#### PROMPT
Extract the entries in their exact form.

#### PROVIDED INFORMATION
● ● ● ● ● ● ●

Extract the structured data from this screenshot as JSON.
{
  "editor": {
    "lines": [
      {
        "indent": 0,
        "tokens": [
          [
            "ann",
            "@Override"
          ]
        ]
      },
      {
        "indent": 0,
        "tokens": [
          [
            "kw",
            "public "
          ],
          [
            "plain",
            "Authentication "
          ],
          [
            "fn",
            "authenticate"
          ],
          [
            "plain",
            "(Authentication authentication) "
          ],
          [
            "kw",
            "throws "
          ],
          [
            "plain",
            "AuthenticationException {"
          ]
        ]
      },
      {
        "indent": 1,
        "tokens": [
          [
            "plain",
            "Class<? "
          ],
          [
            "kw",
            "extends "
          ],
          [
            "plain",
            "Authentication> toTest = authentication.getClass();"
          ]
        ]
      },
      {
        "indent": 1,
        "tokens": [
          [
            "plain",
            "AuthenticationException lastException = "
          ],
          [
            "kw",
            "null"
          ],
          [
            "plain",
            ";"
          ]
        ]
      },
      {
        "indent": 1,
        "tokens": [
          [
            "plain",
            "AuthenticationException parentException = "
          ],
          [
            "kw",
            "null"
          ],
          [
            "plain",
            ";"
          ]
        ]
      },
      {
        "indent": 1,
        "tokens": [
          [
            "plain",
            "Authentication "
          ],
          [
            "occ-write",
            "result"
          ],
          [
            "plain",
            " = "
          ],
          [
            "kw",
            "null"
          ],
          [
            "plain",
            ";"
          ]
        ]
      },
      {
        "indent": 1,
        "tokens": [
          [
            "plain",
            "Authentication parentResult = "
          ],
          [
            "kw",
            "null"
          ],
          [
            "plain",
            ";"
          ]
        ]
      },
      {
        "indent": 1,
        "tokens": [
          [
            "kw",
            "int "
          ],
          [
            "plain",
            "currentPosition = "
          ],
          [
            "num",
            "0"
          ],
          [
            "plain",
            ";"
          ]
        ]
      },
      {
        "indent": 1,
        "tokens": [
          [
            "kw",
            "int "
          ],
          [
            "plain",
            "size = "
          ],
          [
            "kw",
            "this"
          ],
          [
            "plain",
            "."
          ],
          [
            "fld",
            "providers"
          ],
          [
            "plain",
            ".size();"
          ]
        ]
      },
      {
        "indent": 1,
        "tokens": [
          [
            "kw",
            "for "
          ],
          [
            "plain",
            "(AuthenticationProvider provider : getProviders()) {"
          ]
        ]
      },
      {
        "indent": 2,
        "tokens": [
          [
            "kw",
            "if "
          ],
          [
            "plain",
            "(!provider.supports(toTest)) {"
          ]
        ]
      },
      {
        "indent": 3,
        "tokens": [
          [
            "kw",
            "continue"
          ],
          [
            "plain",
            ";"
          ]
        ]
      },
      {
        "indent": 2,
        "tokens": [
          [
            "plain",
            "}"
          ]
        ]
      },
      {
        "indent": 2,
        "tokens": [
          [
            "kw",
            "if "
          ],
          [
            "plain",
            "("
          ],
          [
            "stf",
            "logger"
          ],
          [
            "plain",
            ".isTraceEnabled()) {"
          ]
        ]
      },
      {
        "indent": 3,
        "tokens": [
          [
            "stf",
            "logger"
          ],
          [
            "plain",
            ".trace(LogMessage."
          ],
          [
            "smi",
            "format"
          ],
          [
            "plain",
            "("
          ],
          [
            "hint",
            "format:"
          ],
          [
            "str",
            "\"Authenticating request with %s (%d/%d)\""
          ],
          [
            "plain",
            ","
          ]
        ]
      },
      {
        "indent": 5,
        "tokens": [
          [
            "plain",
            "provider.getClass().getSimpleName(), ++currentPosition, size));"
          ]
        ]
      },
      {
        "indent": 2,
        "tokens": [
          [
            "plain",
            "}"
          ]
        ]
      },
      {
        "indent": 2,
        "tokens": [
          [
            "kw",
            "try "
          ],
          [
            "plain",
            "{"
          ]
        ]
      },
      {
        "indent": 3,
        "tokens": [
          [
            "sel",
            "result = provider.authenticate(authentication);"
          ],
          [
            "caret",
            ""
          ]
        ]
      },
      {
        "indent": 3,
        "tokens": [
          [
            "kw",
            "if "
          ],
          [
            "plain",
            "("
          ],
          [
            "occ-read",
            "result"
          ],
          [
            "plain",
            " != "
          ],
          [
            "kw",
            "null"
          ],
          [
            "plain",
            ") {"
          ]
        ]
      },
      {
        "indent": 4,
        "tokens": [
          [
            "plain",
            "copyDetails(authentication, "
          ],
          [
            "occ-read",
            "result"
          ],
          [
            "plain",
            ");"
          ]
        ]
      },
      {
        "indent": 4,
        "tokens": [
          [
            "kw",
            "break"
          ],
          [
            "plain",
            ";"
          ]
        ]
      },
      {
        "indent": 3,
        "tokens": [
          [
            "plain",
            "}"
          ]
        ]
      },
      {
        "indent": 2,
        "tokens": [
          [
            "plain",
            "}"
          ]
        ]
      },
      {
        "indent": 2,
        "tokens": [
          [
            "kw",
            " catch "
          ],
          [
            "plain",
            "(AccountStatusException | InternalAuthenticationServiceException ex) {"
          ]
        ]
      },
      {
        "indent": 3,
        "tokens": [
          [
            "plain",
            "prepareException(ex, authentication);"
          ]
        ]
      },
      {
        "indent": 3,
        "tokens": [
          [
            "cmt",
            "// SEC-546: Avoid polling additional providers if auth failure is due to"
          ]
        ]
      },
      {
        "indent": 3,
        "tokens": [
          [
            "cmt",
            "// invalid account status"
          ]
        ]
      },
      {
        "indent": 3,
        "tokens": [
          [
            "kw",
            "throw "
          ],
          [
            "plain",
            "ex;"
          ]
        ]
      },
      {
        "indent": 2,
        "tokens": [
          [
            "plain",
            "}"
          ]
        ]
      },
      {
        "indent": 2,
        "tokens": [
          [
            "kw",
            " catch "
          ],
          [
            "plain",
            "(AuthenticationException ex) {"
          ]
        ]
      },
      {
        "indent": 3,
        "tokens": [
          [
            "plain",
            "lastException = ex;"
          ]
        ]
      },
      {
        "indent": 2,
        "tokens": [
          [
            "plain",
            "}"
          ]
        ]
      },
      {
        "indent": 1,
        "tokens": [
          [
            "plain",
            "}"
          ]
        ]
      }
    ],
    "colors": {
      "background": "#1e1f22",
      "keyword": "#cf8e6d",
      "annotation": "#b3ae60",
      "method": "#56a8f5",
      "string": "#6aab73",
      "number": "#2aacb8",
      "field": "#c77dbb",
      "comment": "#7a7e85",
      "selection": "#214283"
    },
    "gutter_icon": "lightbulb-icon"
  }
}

● ● ● ● ● ● ●

#### TASK SOLUTION
Extract the structured data from this screenshot as JSON.
{
  "editor": {
    "lines": [
      {
        "indent": 0,
        "tokens": [
          [
            "ann",
            "@Override"
          ]
        ]
      },
      {
        "indent": 0,
        "tokens": [
          [
            "kw",
            "public "
          ],
          [
            "plain",
            "Authentication "
          ],
          [
            "fn",
            "authenticate"
          ],
          [
            "plain",
            "(Authentication authentication) "
          ],
          [
            "kw",
            "throws "
          ],
          [
            "plain",
            "AuthenticationException {"
          ]
        ]
      },
      {
        "indent": 1,
        "tokens": [
          [
            "plain",
            "Class<? "
          ],
          [
            "kw",
            "extends "
          ],
          [
            "plain",
            "Authentication> toTest = authentication.getClass();"
          ]
        ]
      },
      {
        "indent": 1,
        "tokens": [
          [
            "plain",
            "AuthenticationException lastException = "
          ],
          [
            "kw",
            "null"
          ],
          [
            "plain",
            ";"
          ]
        ]
      },
      {
        "indent": 1,
        "tokens": [
          [
            "plain",
            "AuthenticationException parentException = "
          ],
          [
            "kw",
            "null"
          ],
          [
            "plain",
            ";"
          ]
        ]
      },
      {
        "indent": 1,
        "tokens": [
          [
            "plain",
            "Authentication "
          ],
          [
            "occ-write",
            "result"
          ],
          [
            "plain",
            " = "
          ],
          [
            "kw",
            "null"
          ],
          [
            "plain",
            ";"
          ]
        ]
      },
      {
        "indent": 1,
        "tokens": [
          [
            "plain",
            "Authentication parentResult = "
          ],
          [
            "kw",
            "null"
          ],
          [
            "plain",
            ";"
          ]
        ]
      },
      {
        "indent": 1,
        "tokens": [
          [
            "kw",
            "int "
          ],
          [
            "plain",
            "currentPosition = "
          ],
          [
            "num",
            "0"
          ],
          [
            "plain",
            ";"
          ]
        ]
      },
      {
        "indent": 1,
        "tokens": [
          [
            "kw",
            "int "
          ],
          [
            "plain",
            "size = "
          ],
          [
            "kw",
            "this"
          ],
          [
            "plain",
            "."
          ],
          [
            "fld",
            "providers"
          ],
          [
            "plain",
            ".size();"
          ]
        ]
      },
      {
        "indent": 1,
        "tokens": [
          [
            "kw",
            "for "
          ],
          [
            "plain",
            "(AuthenticationProvider provider : getProviders()) {"
          ]
        ]
      },
      {
        "indent": 2,
        "tokens": [
          [
            "kw",
            "if "
          ],
          [
            "plain",
            "(!provider.supports(toTest)) {"
          ]
        ]
      },
      {
        "indent": 3,
        "tokens": [
          [
            "kw",
            "continue"
          ],
          [
            "plain",
            ";"
          ]
        ]
      },
      {
        "indent": 2,
        "tokens": [
          [
            "plain",
            "}"
          ]
        ]
      },
      {
        "indent": 2,
        "tokens": [
          [
            "kw",
            "if "
          ],
          [
            "plain",
            "("
          ],
          [
            "stf",
            "logger"
          ],
          [
            "plain",
            ".isTraceEnabled()) {"
          ]
        ]
      },
      {
        "indent": 3,
        "tokens": [
          [
            "stf",
            "logger"
          ],
          [
            "plain",
            ".trace(LogMessage."
          ],
          [
            "smi",
            "format"
          ],
          [
            "plain",
            "("
          ],
          [
            "hint",
            "format:"
          ],
          [
            "str",
            "\"Authenticating request with %s (%d/%d)\""
          ],
          [
            "plain",
            ","
          ]
        ]
      },
      {
        "indent": 5,
        "tokens": [
          [
            "plain",
            "provider.getClass().getSimpleName(), ++currentPosition, size));"
          ]
        ]
      },
      {
        "indent": 2,
        "tokens": [
          [
            "plain",
            "}"
          ]
        ]
      },
      {
        "indent": 2,
        "tokens": [
          [
            "kw",
            "try "
          ],
          [
            "plain",
            "{"
          ]
        ]
      },
      {
        "indent": 3,
        "tokens": [
          [
            "sel",
            "result = provider.authenticate(authentication);"
          ],
          [
            "caret",
            ""
          ]
        ]
      },
      {
        "indent": 3,
        "tokens": [
          [
            "kw",
            "if "
          ],
          [
            "plain",
            "("
          ],
          [
            "occ-read",
            "result"
          ],
          [
            "plain",
            " != "
          ],
          [
            "kw",
            "null"
          ],
          [
            "plain",
            ") {"
          ]
        ]
      },
      {
        "indent": 4,
        "tokens": [
          [
            "plain",
            "copyDetails(authentication, "
          ],
          [
            "occ-read",
            "result"
          ],
          [
            "plain",
            ");"
          ]
        ]
      },
      {
        "indent": 4,
        "tokens": [
          [
            "kw",
            "break"
          ],
          [
            "plain",
            ";"
          ]
        ]
      },
      {
        "indent": 3,
        "tokens": [
          [
            "plain",
            "}"
          ]
        ]
      },
      {
        "indent": 2,
        "tokens": [
          [
            "plain",
            "}"
          ]
        ]
      },
      {
        "indent": 2,
        "tokens": [
          [
            "kw",
            " catch "
          ],
          [
            "plain",
            "(AccountStatusException | InternalAuthenticationServiceException ex) {"
          ]
        ]
      },
      {
        "indent": 3,
        "tokens": [
          [
            "plain",
            "prepareException(ex, authentication);"
          ]
        ]
      },
      {
        "indent": 3,
        "tokens": [
          [
            "cmt",
            "// SEC-546: Avoid polling additional providers if auth failure is due to"
          ]
        ]
      },
      {
        "indent": 3,
        "tokens": [
          [
            "cmt",
            "// invalid account status"
          ]
        ]
      },
      {
        "indent": 3,
        "tokens": [
          [
            "kw",
            "throw "
          ],
          [
            "plain",
            "ex;"
          ]
        ]
      },
      {
        "indent": 2,
        "tokens": [
          [
            "plain",
            "}"
          ]
        ]
      },
      {
        "indent": 2,
        "tokens": [
          [
            "kw",
            " catch "
          ],
          [
            "plain",
            "(AuthenticationException ex) {"
          ]
        ]
      },
      {
        "indent": 3,
        "tokens": [
          [
            "plain",
            "lastException = ex;"
          ]
        ]
      },
      {
        "indent": 2,
        "tokens": [
          [
            "plain",
            "}"
          ]
        ]
      },
      {
        "indent": 1,
        "tokens": [
          [
            "plain",
            "}"
          ]
        ]
      }
    ],
    "colors": {
      "background": "#1e1f22",
      "keyword": "#cf8e6d",
      "annotation": "#b3ae60",
      "method": "#56a8f5",
      "string": "#6aab73",
      "number": "#2aacb8",
      "field": "#c77dbb",
      "comment": "#7a7e85",
      "selection": "#214283"
    },
    "gutter_icon": "lightbulb-icon"
  }
}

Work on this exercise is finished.